Records contained in a dataset
## BEGIN
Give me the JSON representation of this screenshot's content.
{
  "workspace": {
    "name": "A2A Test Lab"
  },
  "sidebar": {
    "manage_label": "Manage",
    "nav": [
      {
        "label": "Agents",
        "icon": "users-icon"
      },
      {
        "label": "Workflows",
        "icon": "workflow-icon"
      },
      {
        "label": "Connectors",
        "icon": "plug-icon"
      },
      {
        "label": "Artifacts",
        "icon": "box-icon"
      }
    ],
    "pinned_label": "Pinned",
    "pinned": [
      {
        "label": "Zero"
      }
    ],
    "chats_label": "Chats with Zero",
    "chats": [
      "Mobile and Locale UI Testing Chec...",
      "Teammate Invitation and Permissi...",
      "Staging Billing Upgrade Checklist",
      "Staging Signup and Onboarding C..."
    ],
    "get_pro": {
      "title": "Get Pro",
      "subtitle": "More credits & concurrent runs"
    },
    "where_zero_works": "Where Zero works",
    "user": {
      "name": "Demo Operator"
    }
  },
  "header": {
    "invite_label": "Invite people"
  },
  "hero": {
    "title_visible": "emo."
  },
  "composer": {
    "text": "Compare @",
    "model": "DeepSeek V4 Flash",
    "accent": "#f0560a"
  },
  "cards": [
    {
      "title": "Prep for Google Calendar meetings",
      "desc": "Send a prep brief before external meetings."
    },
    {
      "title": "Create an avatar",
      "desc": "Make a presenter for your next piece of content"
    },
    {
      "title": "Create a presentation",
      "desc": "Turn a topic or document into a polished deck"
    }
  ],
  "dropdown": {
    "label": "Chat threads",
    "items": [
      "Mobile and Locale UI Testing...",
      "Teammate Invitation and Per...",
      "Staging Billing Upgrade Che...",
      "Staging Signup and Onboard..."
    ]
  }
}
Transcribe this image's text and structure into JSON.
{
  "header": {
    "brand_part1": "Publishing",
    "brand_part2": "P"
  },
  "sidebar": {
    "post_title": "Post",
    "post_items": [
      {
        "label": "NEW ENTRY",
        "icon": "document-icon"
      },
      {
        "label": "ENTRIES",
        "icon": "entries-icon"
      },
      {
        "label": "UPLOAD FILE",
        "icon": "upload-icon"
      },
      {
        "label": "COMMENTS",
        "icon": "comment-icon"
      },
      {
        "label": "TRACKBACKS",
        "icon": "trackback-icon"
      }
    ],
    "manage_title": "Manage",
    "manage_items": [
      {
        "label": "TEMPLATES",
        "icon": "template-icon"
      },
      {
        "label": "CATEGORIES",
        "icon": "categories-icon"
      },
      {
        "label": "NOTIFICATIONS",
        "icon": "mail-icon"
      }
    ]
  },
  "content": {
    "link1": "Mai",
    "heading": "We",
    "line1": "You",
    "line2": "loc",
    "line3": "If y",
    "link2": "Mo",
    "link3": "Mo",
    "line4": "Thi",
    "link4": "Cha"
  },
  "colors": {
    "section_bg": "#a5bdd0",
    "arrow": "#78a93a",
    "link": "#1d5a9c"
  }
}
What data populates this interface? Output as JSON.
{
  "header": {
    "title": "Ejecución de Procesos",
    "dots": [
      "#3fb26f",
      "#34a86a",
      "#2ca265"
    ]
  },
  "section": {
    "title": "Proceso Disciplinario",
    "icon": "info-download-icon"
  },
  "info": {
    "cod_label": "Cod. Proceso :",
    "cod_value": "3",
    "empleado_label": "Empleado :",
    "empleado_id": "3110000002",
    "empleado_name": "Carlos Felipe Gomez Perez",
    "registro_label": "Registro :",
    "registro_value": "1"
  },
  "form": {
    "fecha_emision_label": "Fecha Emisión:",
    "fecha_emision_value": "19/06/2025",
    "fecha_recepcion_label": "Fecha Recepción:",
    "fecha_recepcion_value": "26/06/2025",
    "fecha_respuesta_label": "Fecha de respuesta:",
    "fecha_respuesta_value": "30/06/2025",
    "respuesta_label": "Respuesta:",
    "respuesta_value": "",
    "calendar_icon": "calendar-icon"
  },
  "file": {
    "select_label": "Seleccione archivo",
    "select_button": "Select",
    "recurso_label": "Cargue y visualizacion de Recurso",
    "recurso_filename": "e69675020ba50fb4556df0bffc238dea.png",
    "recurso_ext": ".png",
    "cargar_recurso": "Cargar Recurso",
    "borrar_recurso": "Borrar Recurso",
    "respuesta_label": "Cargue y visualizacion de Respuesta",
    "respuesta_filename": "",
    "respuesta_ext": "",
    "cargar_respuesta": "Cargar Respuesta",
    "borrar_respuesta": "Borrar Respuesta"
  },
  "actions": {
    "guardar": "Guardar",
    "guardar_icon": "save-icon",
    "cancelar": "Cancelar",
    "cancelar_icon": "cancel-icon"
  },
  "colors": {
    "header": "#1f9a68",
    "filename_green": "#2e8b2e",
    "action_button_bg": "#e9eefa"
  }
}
## END
Task objective => Identify the lines above that contain the word "Mobile", then copy them.

Worked solution =>
      "Mobile and Locale UI Testing Chec...",
      "Mobile and Locale UI Testing...",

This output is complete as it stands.